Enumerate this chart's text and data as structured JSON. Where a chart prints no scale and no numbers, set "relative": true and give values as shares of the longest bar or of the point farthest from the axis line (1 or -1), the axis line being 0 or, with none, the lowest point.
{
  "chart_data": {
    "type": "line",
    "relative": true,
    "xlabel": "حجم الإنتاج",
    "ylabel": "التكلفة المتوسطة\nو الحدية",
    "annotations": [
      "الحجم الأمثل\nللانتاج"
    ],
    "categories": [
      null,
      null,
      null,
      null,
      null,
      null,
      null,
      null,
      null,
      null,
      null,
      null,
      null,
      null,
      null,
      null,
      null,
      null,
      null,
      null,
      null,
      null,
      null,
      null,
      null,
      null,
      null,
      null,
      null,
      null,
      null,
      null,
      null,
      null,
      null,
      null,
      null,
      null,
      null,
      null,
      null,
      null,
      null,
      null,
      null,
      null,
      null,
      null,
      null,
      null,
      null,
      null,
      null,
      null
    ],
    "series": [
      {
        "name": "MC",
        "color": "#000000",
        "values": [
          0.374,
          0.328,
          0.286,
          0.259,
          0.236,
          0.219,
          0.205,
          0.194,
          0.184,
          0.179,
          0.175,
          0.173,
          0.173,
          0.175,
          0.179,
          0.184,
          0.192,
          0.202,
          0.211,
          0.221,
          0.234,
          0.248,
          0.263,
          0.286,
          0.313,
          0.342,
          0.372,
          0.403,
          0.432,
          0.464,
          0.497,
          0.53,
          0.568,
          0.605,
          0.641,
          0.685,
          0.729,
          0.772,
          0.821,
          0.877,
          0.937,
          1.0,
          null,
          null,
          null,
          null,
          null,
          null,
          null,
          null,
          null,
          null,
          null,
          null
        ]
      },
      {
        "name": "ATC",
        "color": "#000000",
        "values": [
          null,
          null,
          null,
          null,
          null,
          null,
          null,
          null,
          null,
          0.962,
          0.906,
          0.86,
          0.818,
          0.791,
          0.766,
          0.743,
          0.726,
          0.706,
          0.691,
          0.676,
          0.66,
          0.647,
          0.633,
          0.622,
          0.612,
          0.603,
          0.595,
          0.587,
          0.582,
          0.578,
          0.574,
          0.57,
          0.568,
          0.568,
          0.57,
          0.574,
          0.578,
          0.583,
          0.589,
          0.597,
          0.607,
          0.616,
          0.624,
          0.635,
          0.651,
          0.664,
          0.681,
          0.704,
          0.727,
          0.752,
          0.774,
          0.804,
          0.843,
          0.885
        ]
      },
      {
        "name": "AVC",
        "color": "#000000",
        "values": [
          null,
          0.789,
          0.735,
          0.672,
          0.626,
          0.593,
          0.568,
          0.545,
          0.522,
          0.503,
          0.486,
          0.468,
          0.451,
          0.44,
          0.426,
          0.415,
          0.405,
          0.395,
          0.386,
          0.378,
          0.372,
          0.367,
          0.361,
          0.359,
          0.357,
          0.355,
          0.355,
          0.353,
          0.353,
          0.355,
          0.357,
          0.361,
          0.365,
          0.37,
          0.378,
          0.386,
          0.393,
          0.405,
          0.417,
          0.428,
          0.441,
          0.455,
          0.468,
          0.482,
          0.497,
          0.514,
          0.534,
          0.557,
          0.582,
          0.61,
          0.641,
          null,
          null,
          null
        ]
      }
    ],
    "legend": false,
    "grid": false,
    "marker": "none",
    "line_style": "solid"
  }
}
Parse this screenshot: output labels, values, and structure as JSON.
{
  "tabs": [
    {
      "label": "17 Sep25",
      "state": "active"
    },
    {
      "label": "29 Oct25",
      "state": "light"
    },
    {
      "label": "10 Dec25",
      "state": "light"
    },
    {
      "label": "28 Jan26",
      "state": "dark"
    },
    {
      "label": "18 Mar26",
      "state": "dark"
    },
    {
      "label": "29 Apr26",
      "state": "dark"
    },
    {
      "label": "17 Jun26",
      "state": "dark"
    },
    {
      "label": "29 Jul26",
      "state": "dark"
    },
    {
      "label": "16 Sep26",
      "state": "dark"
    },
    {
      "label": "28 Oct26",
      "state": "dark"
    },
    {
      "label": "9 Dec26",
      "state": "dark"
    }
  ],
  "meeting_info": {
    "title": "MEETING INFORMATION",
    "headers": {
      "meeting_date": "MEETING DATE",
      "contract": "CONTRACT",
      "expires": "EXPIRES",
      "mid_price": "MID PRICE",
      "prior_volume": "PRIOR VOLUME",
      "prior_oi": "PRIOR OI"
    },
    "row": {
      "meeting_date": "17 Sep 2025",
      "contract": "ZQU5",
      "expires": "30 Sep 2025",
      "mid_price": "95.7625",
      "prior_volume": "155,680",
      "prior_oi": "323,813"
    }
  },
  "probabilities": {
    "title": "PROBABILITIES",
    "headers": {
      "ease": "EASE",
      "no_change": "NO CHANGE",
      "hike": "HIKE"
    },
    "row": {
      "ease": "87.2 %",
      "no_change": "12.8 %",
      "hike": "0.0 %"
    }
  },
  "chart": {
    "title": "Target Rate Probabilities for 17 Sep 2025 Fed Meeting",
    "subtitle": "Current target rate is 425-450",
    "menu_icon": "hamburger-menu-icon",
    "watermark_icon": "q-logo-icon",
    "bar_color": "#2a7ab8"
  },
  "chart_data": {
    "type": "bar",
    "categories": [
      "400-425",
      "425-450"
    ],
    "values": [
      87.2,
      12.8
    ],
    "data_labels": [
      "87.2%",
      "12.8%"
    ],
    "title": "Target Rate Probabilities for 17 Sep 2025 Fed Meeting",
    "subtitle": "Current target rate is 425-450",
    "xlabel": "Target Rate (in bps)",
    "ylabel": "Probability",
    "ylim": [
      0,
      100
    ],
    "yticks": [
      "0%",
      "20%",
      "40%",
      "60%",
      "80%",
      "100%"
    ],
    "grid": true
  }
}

^^^^

Retype every record above exactly as it appears.

Enumerate this chart's text and data as structured JSON. Where a chart prints no scale and no numbers, set "relative": true and give values as shares of the longest bar or of the point farthest from the axis line (1 or -1), the axis line being 0 or, with none, the lowest point.
{
  "chart_data": {
    "type": "line",
    "relative": true,
    "xlabel": "حجم الإنتاج",
    "ylabel": "التكلفة المتوسطة\nو الحدية",
    "annotations": [
      "الحجم الأمثل\nللانتاج"
    ],
    "categories": [
      null,
      null,
      null,
      null,
      null,
      null,
      null,
      null,
      null,
      null,
      null,
      null,
      null,
      null,
      null,
      null,
      null,
      null,
      null,
      null,
      null,
      null,
      null,
      null,
      null,
      null,
      null,
      null,
      null,
      null,
      null,
      null,
      null,
      null,
      null,
      null,
      null,
      null,
      null,
      null,
      null,
      null,
      null,
      null,
      null,
      null,
      null,
      null,
      null,
      null,
      null,
      null,
      null,
      null
    ],
    "series": [
      {
        "name": "MC",
        "color": "#000000",
        "values": [
          0.374,
          0.328,
          0.286,
          0.259,
          0.236,
          0.219,
          0.205,
          0.194,
          0.184,
          0.179,
          0.175,
          0.173,
          0.173,
          0.175,
          0.179,
          0.184,
          0.192,
          0.202,
          0.211,
          0.221,
          0.234,
          0.248,
          0.263,
          0.286,
          0.313,
          0.342,
          0.372,
          0.403,
          0.432,
          0.464,
          0.497,
          0.53,
          0.568,
          0.605,
          0.641,
          0.685,
          0.729,
          0.772,
          0.821,
          0.877,
          0.937,
          1.0,
          null,
          null,
          null,
          null,
          null,
          null,
          null,
          null,
          null,
          null,
          null,
          null
        ]
      },
      {
        "name": "ATC",
        "color": "#000000",
        "values": [
          null,
          null,
          null,
          null,
          null,
          null,
          null,
          null,
          null,
          0.962,
          0.906,
          0.86,
          0.818,
          0.791,
          0.766,
          0.743,
          0.726,
          0.706,
          0.691,
          0.676,
          0.66,
          0.647,
          0.633,
          0.622,
          0.612,
          0.603,
          0.595,
          0.587,
          0.582,
          0.578,
          0.574,
          0.57,
          0.568,
          0.568,
          0.57,
          0.574,
          0.578,
          0.583,
          0.589,
          0.597,
          0.607,
          0.616,
          0.624,
          0.635,
          0.651,
          0.664,
          0.681,
          0.704,
          0.727,
          0.752,
          0.774,
          0.804,
          0.843,
          0.885
        ]
      },
      {
        "name": "AVC",
        "color": "#000000",
        "values": [
          null,
          0.789,
          0.735,
          0.672,
          0.626,
          0.593,
          0.568,
          0.545,
          0.522,
          0.503,
          0.486,
          0.468,
          0.451,
          0.44,
          0.426,
          0.415,
          0.405,
          0.395,
          0.386,
          0.378,
          0.372,
          0.367,
          0.361,
          0.359,
          0.357,
          0.355,
          0.355,
          0.353,
          0.353,
          0.355,
          0.357,
          0.361,
          0.365,
          0.37,
          0.378,
          0.386,
          0.393,
          0.405,
          0.417,
          0.428,
          0.441,
          0.455,
          0.468,
          0.482,
          0.497,
          0.514,
          0.534,
          0.557,
          0.582,
          0.61,
          0.641,
          null,
          null,
          null
        ]
      }
    ],
    "legend": false,
    "grid": false,
    "marker": "none",
    "line_style": "solid"
  }
}
Parse this screenshot: output labels, values, and structure as JSON.
{
  "tabs": [
    {
      "label": "17 Sep25",
      "state": "active"
    },
    {
      "label": "29 Oct25",
      "state": "light"
    },
    {
      "label": "10 Dec25",
      "state": "light"
    },
    {
      "label": "28 Jan26",
      "state": "dark"
    },
    {
      "label": "18 Mar26",
      "state": "dark"
    },
    {
      "label": "29 Apr26",
      "state": "dark"
    },
    {
      "label": "17 Jun26",
      "state": "dark"
    },
    {
      "label": "29 Jul26",
      "state": "dark"
    },
    {
      "label": "16 Sep26",
      "state": "dark"
    },
    {
      "label": "28 Oct26",
      "state": "dark"
    },
    {
      "label": "9 Dec26",
      "state": "dark"
    }
  ],
  "meeting_info": {
    "title": "MEETING INFORMATION",
    "headers": {
      "meeting_date": "MEETING DATE",
      "contract": "CONTRACT",
      "expires": "EXPIRES",
      "mid_price": "MID PRICE",
      "prior_volume": "PRIOR VOLUME",
      "prior_oi": "PRIOR OI"
    },
    "row": {
      "meeting_date": "17 Sep 2025",
      "contract": "ZQU5",
      "expires": "30 Sep 2025",
      "mid_price": "95.7625",
      "prior_volume": "155,680",
      "prior_oi": "323,813"
    }
  },
  "probabilities": {
    "title": "PROBABILITIES",
    "headers": {
      "ease": "EASE",
      "no_change": "NO CHANGE",
      "hike": "HIKE"
    },
    "row": {
      "ease": "87.2 %",
      "no_change": "12.8 %",
      "hike": "0.0 %"
    }
  },
  "chart": {
    "title": "Target Rate Probabilities for 17 Sep 2025 Fed Meeting",
    "subtitle": "Current target rate is 425-450",
    "menu_icon": "hamburger-menu-icon",
    "watermark_icon": "q-logo-icon",
    "bar_color": "#2a7ab8"
  },
  "chart_data": {
    "type": "bar",
    "categories": [
      "400-425",
      "425-450"
    ],
    "values": [
      87.2,
      12.8
    ],
    "data_labels": [
      "87.2%",
      "12.8%"
    ],
    "title": "Target Rate Probabilities for 17 Sep 2025 Fed Meeting",
    "subtitle": "Current target rate is 425-450",
    "xlabel": "Target Rate (in bps)",
    "ylabel": "Probability",
    "ylim": [
      0,
      100
    ],
    "yticks": [
      "0%",
      "20%",
      "40%",
      "60%",
      "80%",
      "100%"
    ],
    "grid": true
  }
}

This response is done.